The request: Across all the lines below, how many contain the string "JSON"? Please reply with the number only.

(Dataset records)
----------------
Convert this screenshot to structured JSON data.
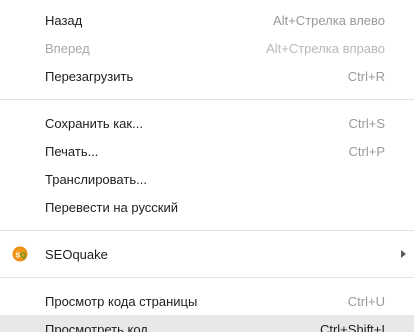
{
  "menu": {
    "groups": [
      {
        "items": [
          {
            "label": "Назад",
            "shortcut": "Alt+Стрелка влево",
            "enabled": true
          },
          {
            "label": "Вперед",
            "shortcut": "Alt+Стрелка вправо",
            "enabled": false
          },
          {
            "label": "Перезагрузить",
            "shortcut": "Ctrl+R",
            "enabled": true
          }
        ]
      },
      {
        "items": [
          {
            "label": "Сохранить как...",
            "shortcut": "Ctrl+S",
            "enabled": true
          },
          {
            "label": "Печать...",
            "shortcut": "Ctrl+P",
            "enabled": true
          },
          {
            "label": "Транслировать...",
            "shortcut": "",
            "enabled": true
          },
          {
            "label": "Перевести на русский",
            "shortcut": "",
            "enabled": true
          }
        ]
      },
      {
        "items": [
          {
            "label": "SEOquake",
            "shortcut": "",
            "enabled": true,
            "icon": "seoquake-icon",
            "has_submenu": true
          }
        ]
      },
      {
        "items": [
          {
            "label": "Просмотр кода страницы",
            "shortcut": "Ctrl+U",
            "enabled": true
          },
          {
            "label": "Просмотреть код",
            "shortcut": "Ctrl+Shift+I",
            "enabled": true,
            "highlighted": true
          }
        ]
      }
    ]
  },
  "colors": {
    "background": "#ffffff",
    "text": "#1e1e1e",
    "disabled_text": "#a8a8a8",
    "shortcut_text": "#9a9a9a",
    "highlight": "#e8e8e8",
    "separator": "#e2e2e2",
    "seoquake_orange": "#f08a10",
    "seoquake_green": "#3f9a2a"
  }
}
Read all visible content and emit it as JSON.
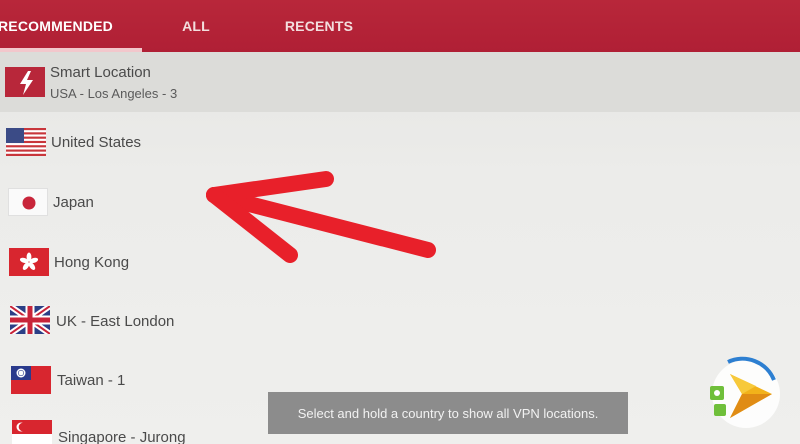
{
  "tabs": [
    {
      "label": "RECOMMENDED",
      "active": true
    },
    {
      "label": "ALL",
      "active": false
    },
    {
      "label": "RECENTS",
      "active": false
    }
  ],
  "smart_location": {
    "title": "Smart Location",
    "subtitle": "USA - Los Angeles - 3",
    "icon": "lightning-icon"
  },
  "locations": [
    {
      "label": "United States",
      "flag": "us-flag-icon"
    },
    {
      "label": "Japan",
      "flag": "japan-flag-icon"
    },
    {
      "label": "Hong Kong",
      "flag": "hongkong-flag-icon"
    },
    {
      "label": "UK - East London",
      "flag": "uk-flag-icon"
    },
    {
      "label": "Taiwan - 1",
      "flag": "taiwan-flag-icon"
    },
    {
      "label": "Singapore - Jurong",
      "flag": "singapore-flag-icon"
    }
  ],
  "toast": "Select and hold a country to show all VPN locations.",
  "colors": {
    "brand_red": "#b01f35",
    "arrow_red": "#e8202a",
    "background": "#ececea",
    "toast_bg": "#8c8c8c"
  }
}
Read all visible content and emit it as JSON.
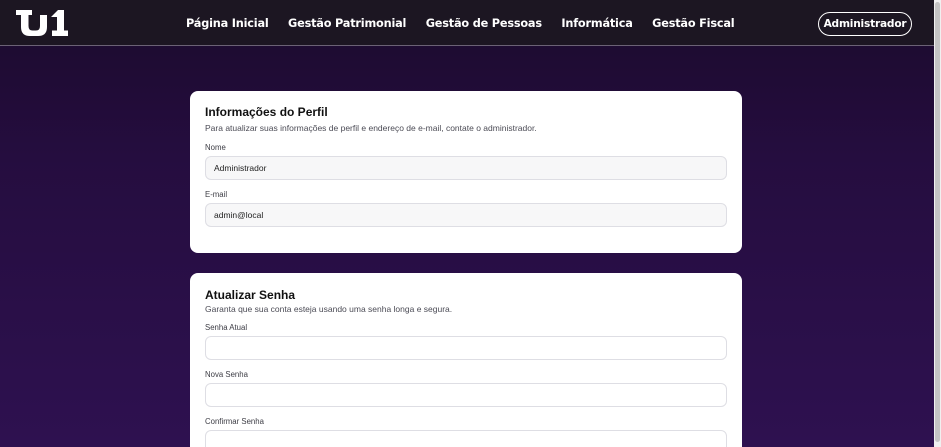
{
  "nav": {
    "logo_text": "U1",
    "links": [
      "Página Inicial",
      "Gestão Patrimonial",
      "Gestão de Pessoas",
      "Informática",
      "Gestão Fiscal"
    ],
    "user_label": "Administrador"
  },
  "profile": {
    "title": "Informações do Perfil",
    "description": "Para atualizar suas informações de perfil e endereço de e-mail, contate o administrador.",
    "name_label": "Nome",
    "name_value": "Administrador",
    "email_label": "E-mail",
    "email_value": "admin@local"
  },
  "password": {
    "title": "Atualizar Senha",
    "description": "Garanta que sua conta esteja usando uma senha longa e segura.",
    "current_label": "Senha Atual",
    "new_label": "Nova Senha",
    "confirm_label": "Confirmar Senha"
  },
  "colors": {
    "background": "#250d3f",
    "navbar": "#1c1622",
    "card": "#ffffff"
  }
}
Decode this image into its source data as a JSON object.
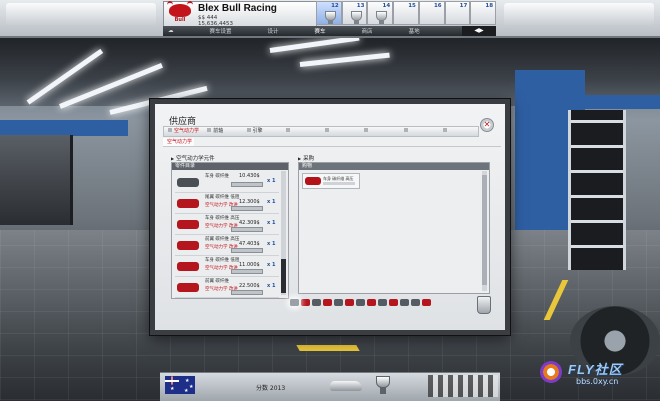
----------------
Answer: 4